What you have to do
From the data that follows, copy every line holding the string "true".

— Start Dataset records —

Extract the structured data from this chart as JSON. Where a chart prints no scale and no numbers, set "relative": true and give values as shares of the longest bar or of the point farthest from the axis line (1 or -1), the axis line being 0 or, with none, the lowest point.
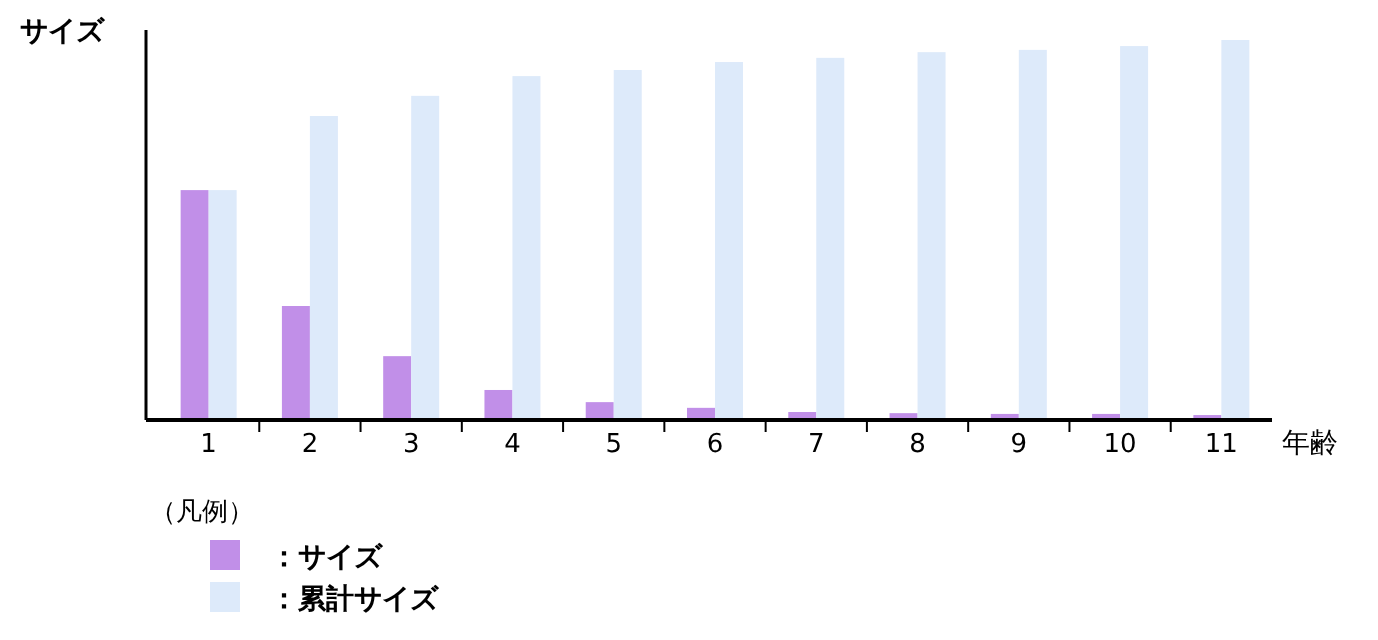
{
  "chart_data": {
    "type": "bar",
    "relative": true,
    "ylabel": "サイズ",
    "xlabel": "年齢",
    "legend_title": "（凡例）",
    "legend": "bottom left",
    "categories": [
      "1",
      "2",
      "3",
      "4",
      "5",
      "6",
      "7",
      "8",
      "9",
      "10",
      "11"
    ],
    "series": [
      {
        "name": "：サイズ",
        "color": "#c18fe8",
        "values": [
          0.605,
          0.3,
          0.168,
          0.079,
          0.047,
          0.032,
          0.021,
          0.018,
          0.016,
          0.016,
          0.013
        ]
      },
      {
        "name": "：累計サイズ",
        "color": "#ddeafa",
        "values": [
          0.605,
          0.8,
          0.853,
          0.905,
          0.921,
          0.942,
          0.953,
          0.968,
          0.974,
          0.984,
          1.0
        ]
      }
    ]
  }
}
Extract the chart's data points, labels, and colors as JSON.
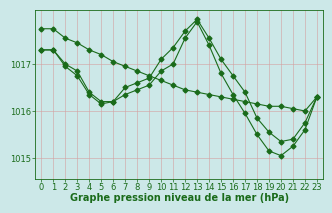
{
  "background_color": "#cce8e8",
  "line_color": "#1a6b1a",
  "title": "Graphe pression niveau de la mer (hPa)",
  "xlim": [
    -0.5,
    23.5
  ],
  "ylim": [
    1014.55,
    1018.15
  ],
  "yticks": [
    1015,
    1016,
    1017
  ],
  "xticks": [
    0,
    1,
    2,
    3,
    4,
    5,
    6,
    7,
    8,
    9,
    10,
    11,
    12,
    13,
    14,
    15,
    16,
    17,
    18,
    19,
    20,
    21,
    22,
    23
  ],
  "curve1_x": [
    0,
    1,
    2,
    3,
    4,
    5,
    6,
    7,
    8,
    9,
    10,
    11,
    12,
    13,
    14,
    15,
    16,
    17,
    18,
    19,
    20,
    21,
    22,
    23
  ],
  "curve1_y": [
    1017.75,
    1017.75,
    1017.55,
    1017.45,
    1017.3,
    1017.2,
    1017.05,
    1016.95,
    1016.85,
    1016.75,
    1016.65,
    1016.55,
    1016.45,
    1016.4,
    1016.35,
    1016.3,
    1016.25,
    1016.2,
    1016.15,
    1016.1,
    1016.1,
    1016.05,
    1016.0,
    1016.3
  ],
  "curve2_x": [
    0,
    1,
    2,
    3,
    4,
    5,
    6,
    7,
    8,
    9,
    10,
    11,
    12,
    13,
    14,
    15,
    16,
    17,
    18,
    19,
    20,
    21,
    22,
    23
  ],
  "curve2_y": [
    1017.3,
    1017.3,
    1017.0,
    1016.85,
    1016.4,
    1016.2,
    1016.2,
    1016.5,
    1016.6,
    1016.7,
    1017.1,
    1017.35,
    1017.7,
    1017.95,
    1017.55,
    1017.1,
    1016.75,
    1016.4,
    1015.85,
    1015.55,
    1015.35,
    1015.4,
    1015.75,
    1016.3
  ],
  "curve3_x": [
    0,
    1,
    2,
    3,
    4,
    5,
    6,
    7,
    8,
    9,
    10,
    11,
    12,
    13,
    14,
    15,
    16,
    17,
    18,
    19,
    20,
    21,
    22,
    23
  ],
  "curve3_y": [
    1017.3,
    1017.3,
    1016.95,
    1016.75,
    1016.35,
    1016.15,
    1016.2,
    1016.35,
    1016.45,
    1016.55,
    1016.85,
    1017.0,
    1017.55,
    1017.9,
    1017.4,
    1016.8,
    1016.35,
    1015.95,
    1015.5,
    1015.15,
    1015.05,
    1015.25,
    1015.6,
    1016.3
  ],
  "title_fontsize": 7.0,
  "tick_fontsize": 6.0,
  "markersize": 2.5
}
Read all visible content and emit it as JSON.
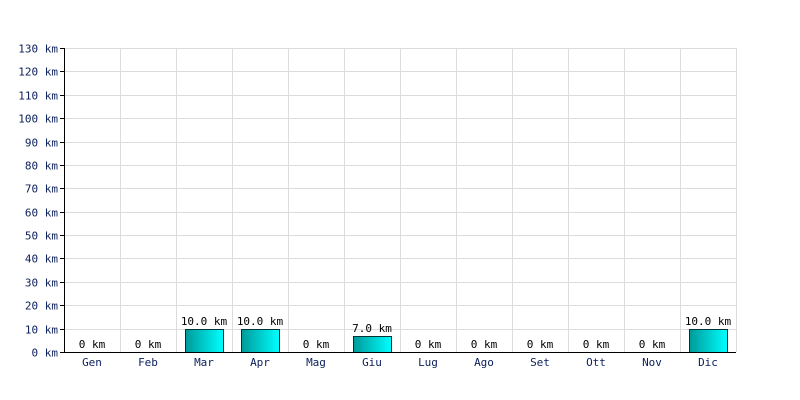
{
  "chart_data": {
    "type": "bar",
    "title": "",
    "xlabel": "",
    "ylabel": "",
    "unit": "km",
    "categories": [
      "Gen",
      "Feb",
      "Mar",
      "Apr",
      "Mag",
      "Giu",
      "Lug",
      "Ago",
      "Set",
      "Ott",
      "Nov",
      "Dic"
    ],
    "values": [
      0,
      0,
      10,
      10,
      0,
      7,
      0,
      0,
      0,
      0,
      0,
      10
    ],
    "data_labels": [
      "0 km",
      "0 km",
      "10.0 km",
      "10.0 km",
      "0 km",
      "7.0 km",
      "0 km",
      "0 km",
      "0 km",
      "0 km",
      "0 km",
      "10.0 km"
    ],
    "y_ticks": [
      0,
      10,
      20,
      30,
      40,
      50,
      60,
      70,
      80,
      90,
      100,
      110,
      120,
      130
    ],
    "y_tick_labels": [
      "0 km",
      "10 km",
      "20 km",
      "30 km",
      "40 km",
      "50 km",
      "60 km",
      "70 km",
      "80 km",
      "90 km",
      "100 km",
      "110 km",
      "120 km",
      "130 km"
    ],
    "ylim": [
      0,
      130
    ],
    "grid": true,
    "legend": "none",
    "colors": {
      "bar_dark": "#009a9a",
      "bar_light": "#00ffff",
      "bar_edge": "#003333",
      "grid": "#dcdcdc",
      "axis": "#000000"
    }
  }
}
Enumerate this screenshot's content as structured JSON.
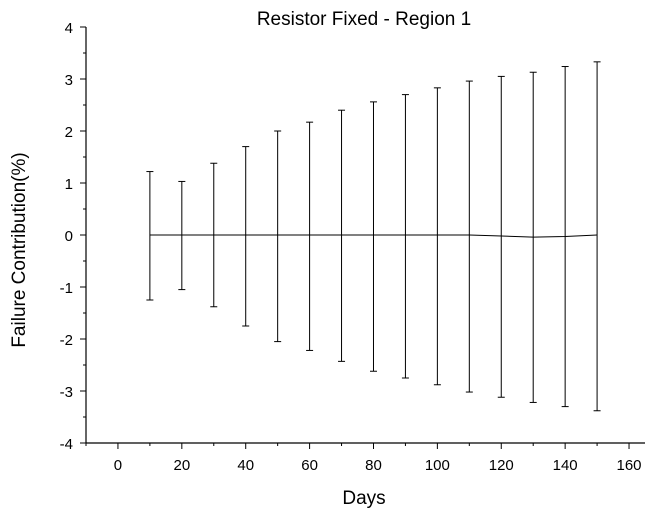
{
  "chart_data": {
    "type": "line",
    "title": "Resistor Fixed - Region 1",
    "xlabel": "Days",
    "ylabel": "Failure Contribution(%)",
    "xlim": [
      -10,
      165
    ],
    "ylim": [
      -4,
      4
    ],
    "xticks": [
      0,
      20,
      40,
      60,
      80,
      100,
      120,
      140,
      160
    ],
    "xtick_labels": [
      "0",
      "20",
      "40",
      "60",
      "80",
      "100",
      "120",
      "140",
      "160"
    ],
    "yticks": [
      -4,
      -3,
      -2,
      -1,
      0,
      1,
      2,
      3,
      4
    ],
    "ytick_labels": [
      "-4",
      "-3",
      "-2",
      "-1",
      "0",
      "1",
      "2",
      "3",
      "4"
    ],
    "grid": false,
    "legend": "none",
    "x": [
      10,
      20,
      30,
      40,
      50,
      60,
      70,
      80,
      90,
      100,
      110,
      120,
      130,
      140,
      150
    ],
    "series": [
      {
        "mean": [
          0,
          0,
          0,
          0,
          0,
          0,
          0,
          0,
          0,
          0,
          0,
          -0.02,
          -0.04,
          -0.03,
          0
        ],
        "upper": [
          1.22,
          1.03,
          1.38,
          1.7,
          2.0,
          2.17,
          2.4,
          2.56,
          2.7,
          2.83,
          2.96,
          3.05,
          3.13,
          3.24,
          3.33
        ],
        "lower": [
          -1.25,
          -1.05,
          -1.38,
          -1.75,
          -2.05,
          -2.22,
          -2.43,
          -2.62,
          -2.75,
          -2.88,
          -3.02,
          -3.12,
          -3.22,
          -3.3,
          -3.38
        ]
      }
    ]
  }
}
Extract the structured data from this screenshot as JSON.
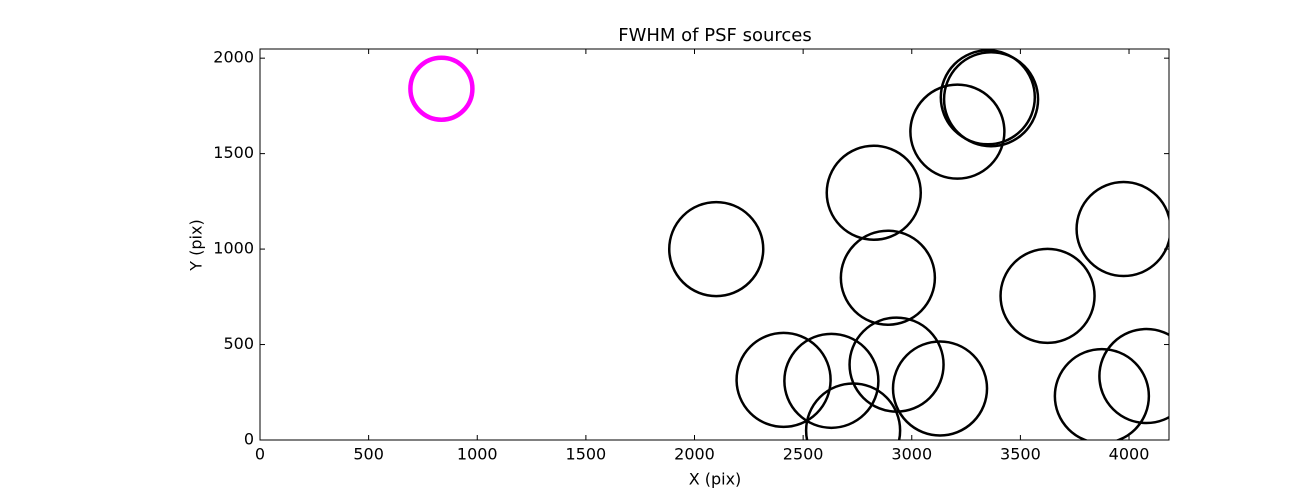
{
  "chart_data": {
    "type": "scatter",
    "title": "FWHM of PSF sources",
    "x_label": "X (pix)",
    "y_label": "Y (pix)",
    "xlim": [
      0,
      4184
    ],
    "ylim": [
      0,
      2048
    ],
    "xticks": [
      0,
      500,
      1000,
      1500,
      2000,
      2500,
      3000,
      3500,
      4000
    ],
    "yticks": [
      0,
      500,
      1000,
      1500,
      2000
    ],
    "series": [
      {
        "color": "#000000",
        "x": [
          2100,
          2410,
          2630,
          2730,
          2825,
          2890,
          2930,
          3130,
          3210,
          3350,
          3365,
          3625,
          3975,
          3875,
          4080
        ],
        "values": [
          1000,
          315,
          310,
          50,
          1295,
          850,
          395,
          270,
          1615,
          1795,
          1785,
          755,
          1105,
          230,
          335
        ]
      },
      {
        "color": "#ff00ff",
        "x": [
          835
        ],
        "values": [
          1840
        ]
      }
    ]
  }
}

— End Dataset records —

Final answer
Extract the structured data from this chart as JSON. Where a chart prints no scale and no numbers, set "relative": true and give values as shares of the longest bar or of the point farthest from the axis line (1 or -1), the axis line being 0 or, with none, the lowest point.
    "relative": true,
    "grid": true,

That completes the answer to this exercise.